▸ **Aim of the exercise**: Copy the items from the line containing "x-axis-title-main: E-E <box>428" through the end of the items, substituting "plot-border" for "plot-frame" and keeping everything else the same.
* Start *
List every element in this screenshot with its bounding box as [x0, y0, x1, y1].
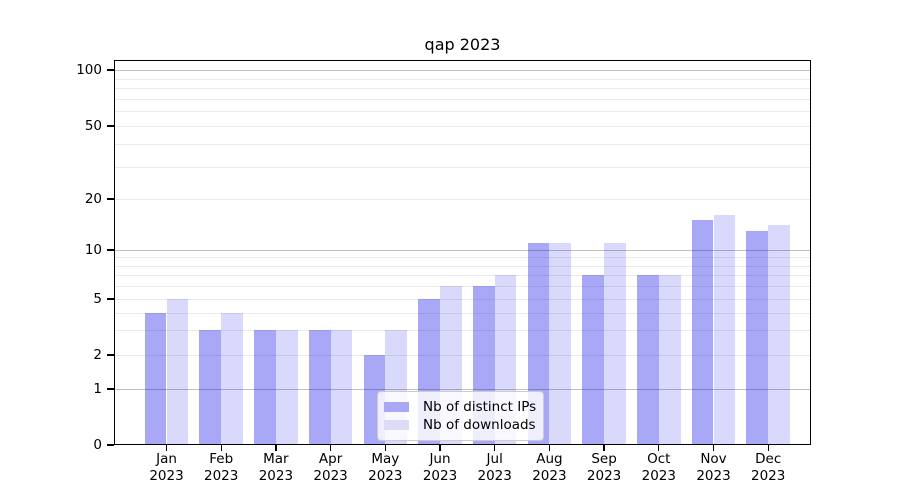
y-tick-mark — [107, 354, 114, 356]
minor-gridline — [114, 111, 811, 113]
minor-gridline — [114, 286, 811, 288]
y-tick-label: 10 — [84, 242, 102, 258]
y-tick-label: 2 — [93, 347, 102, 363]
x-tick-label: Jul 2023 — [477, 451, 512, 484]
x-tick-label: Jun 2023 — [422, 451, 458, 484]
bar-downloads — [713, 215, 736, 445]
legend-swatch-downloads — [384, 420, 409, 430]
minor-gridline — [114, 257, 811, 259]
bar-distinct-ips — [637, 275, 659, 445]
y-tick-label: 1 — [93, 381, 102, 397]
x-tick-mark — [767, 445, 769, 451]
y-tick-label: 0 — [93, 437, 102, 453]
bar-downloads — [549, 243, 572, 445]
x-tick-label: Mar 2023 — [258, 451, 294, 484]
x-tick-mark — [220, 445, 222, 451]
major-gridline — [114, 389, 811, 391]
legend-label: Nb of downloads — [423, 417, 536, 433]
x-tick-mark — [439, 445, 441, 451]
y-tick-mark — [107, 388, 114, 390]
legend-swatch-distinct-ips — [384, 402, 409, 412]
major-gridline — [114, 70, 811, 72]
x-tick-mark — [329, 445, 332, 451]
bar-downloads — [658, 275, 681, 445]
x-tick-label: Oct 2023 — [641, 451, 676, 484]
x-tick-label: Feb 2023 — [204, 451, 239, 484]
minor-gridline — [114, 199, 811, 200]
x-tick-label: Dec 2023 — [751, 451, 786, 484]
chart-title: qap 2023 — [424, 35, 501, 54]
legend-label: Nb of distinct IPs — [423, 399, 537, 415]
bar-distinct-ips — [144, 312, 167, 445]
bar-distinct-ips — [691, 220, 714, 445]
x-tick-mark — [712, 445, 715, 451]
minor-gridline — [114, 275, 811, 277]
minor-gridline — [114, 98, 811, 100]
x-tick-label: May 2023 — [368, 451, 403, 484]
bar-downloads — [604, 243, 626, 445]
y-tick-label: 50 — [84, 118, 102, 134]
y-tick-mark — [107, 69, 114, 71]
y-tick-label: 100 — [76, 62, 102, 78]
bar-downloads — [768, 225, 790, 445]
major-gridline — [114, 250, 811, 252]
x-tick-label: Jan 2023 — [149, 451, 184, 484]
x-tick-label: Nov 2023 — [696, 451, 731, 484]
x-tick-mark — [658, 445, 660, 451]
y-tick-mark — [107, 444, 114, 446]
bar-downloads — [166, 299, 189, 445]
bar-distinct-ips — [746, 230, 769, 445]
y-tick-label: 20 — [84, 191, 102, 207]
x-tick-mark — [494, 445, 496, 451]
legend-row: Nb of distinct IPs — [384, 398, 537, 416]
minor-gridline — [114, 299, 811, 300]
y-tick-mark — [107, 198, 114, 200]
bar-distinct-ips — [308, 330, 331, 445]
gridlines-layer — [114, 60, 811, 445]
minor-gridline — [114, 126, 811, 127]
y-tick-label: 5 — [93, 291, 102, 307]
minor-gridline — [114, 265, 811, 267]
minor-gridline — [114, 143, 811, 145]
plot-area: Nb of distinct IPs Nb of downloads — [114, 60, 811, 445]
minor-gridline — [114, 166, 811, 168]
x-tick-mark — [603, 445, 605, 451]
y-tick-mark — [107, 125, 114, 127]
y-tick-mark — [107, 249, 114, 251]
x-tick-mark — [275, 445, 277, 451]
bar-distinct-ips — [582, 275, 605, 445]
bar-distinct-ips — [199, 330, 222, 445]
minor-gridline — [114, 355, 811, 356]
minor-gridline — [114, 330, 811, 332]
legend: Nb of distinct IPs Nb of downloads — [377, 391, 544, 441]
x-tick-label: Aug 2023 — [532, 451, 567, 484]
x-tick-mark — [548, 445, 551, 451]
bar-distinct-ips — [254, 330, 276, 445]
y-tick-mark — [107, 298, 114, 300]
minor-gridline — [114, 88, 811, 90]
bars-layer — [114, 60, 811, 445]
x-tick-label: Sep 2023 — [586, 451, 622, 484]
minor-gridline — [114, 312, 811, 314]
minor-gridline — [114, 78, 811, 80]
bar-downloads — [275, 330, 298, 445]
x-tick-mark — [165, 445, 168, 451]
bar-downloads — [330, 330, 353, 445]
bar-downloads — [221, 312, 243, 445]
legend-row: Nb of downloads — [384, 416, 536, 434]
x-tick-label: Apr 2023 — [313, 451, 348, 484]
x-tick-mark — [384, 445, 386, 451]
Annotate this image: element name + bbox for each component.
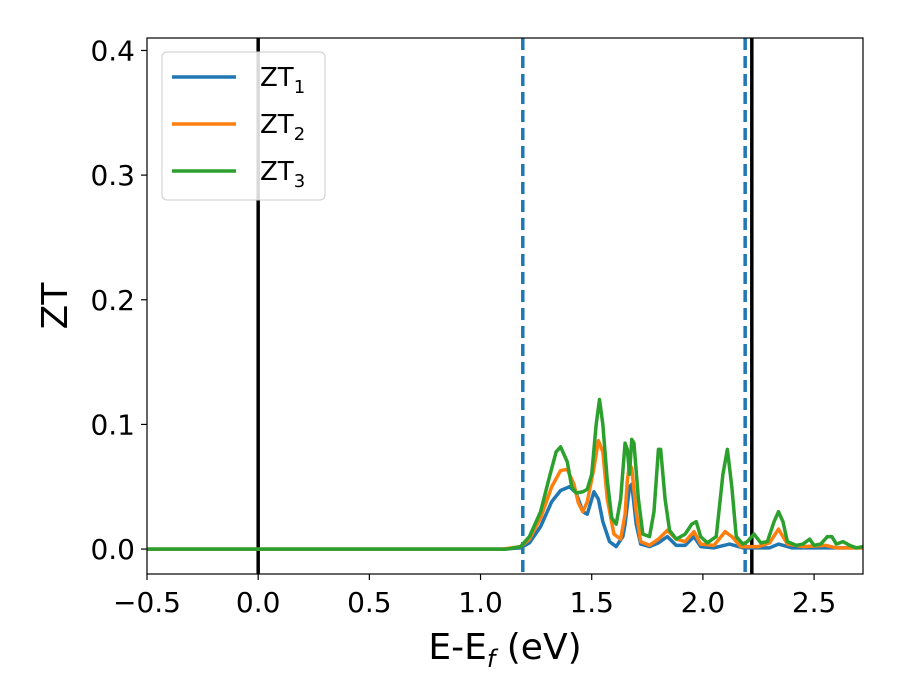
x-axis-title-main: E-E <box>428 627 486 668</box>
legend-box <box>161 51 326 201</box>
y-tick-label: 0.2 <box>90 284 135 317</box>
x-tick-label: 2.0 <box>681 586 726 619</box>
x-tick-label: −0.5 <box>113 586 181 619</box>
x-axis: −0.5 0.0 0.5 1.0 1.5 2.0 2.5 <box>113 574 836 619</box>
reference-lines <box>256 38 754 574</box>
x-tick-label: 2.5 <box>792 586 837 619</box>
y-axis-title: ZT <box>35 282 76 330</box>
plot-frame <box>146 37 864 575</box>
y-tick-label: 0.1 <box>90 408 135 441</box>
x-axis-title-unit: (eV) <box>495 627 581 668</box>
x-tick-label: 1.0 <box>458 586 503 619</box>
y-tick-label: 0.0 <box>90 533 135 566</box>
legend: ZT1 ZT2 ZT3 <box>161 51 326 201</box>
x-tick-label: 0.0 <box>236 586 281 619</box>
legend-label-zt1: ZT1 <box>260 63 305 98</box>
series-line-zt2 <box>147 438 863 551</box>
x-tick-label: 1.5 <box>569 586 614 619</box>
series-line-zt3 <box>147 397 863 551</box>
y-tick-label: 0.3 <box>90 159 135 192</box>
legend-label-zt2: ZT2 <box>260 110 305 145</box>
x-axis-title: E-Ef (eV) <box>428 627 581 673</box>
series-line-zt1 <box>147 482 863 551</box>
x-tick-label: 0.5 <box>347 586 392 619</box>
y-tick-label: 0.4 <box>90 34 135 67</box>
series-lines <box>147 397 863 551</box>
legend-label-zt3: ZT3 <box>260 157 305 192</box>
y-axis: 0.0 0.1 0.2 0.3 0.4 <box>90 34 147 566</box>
* End *
▸ **Output for this exercise**:
x-axis-title-main: E-E <box>428 627 486 668</box>
legend-box <box>161 51 326 201</box>
y-tick-label: 0.2 <box>90 284 135 317</box>
x-tick-label: 2.0 <box>681 586 726 619</box>
x-tick-label: −0.5 <box>113 586 181 619</box>
x-axis: −0.5 0.0 0.5 1.0 1.5 2.0 2.5 <box>113 574 836 619</box>
reference-lines <box>256 38 754 574</box>
x-tick-label: 2.5 <box>792 586 837 619</box>
y-axis-title: ZT <box>35 282 76 330</box>
plot-border <box>146 37 864 575</box>
y-tick-label: 0.1 <box>90 408 135 441</box>
x-axis-title-unit: (eV) <box>495 627 581 668</box>
x-tick-label: 1.0 <box>458 586 503 619</box>
y-tick-label: 0.0 <box>90 533 135 566</box>
legend: ZT1 ZT2 ZT3 <box>161 51 326 201</box>
x-tick-label: 0.0 <box>236 586 281 619</box>
legend-label-zt1: ZT1 <box>260 63 305 98</box>
series-line-zt2 <box>147 438 863 551</box>
x-tick-label: 1.5 <box>569 586 614 619</box>
series-line-zt3 <box>147 397 863 551</box>
y-tick-label: 0.3 <box>90 159 135 192</box>
legend-label-zt2: ZT2 <box>260 110 305 145</box>
x-axis-title: E-Ef (eV) <box>428 627 581 673</box>
series-line-zt1 <box>147 482 863 551</box>
x-tick-label: 0.5 <box>347 586 392 619</box>
y-tick-label: 0.4 <box>90 34 135 67</box>
series-lines <box>147 397 863 551</box>
legend-label-zt3: ZT3 <box>260 157 305 192</box>
y-axis: 0.0 0.1 0.2 0.3 0.4 <box>90 34 147 566</box>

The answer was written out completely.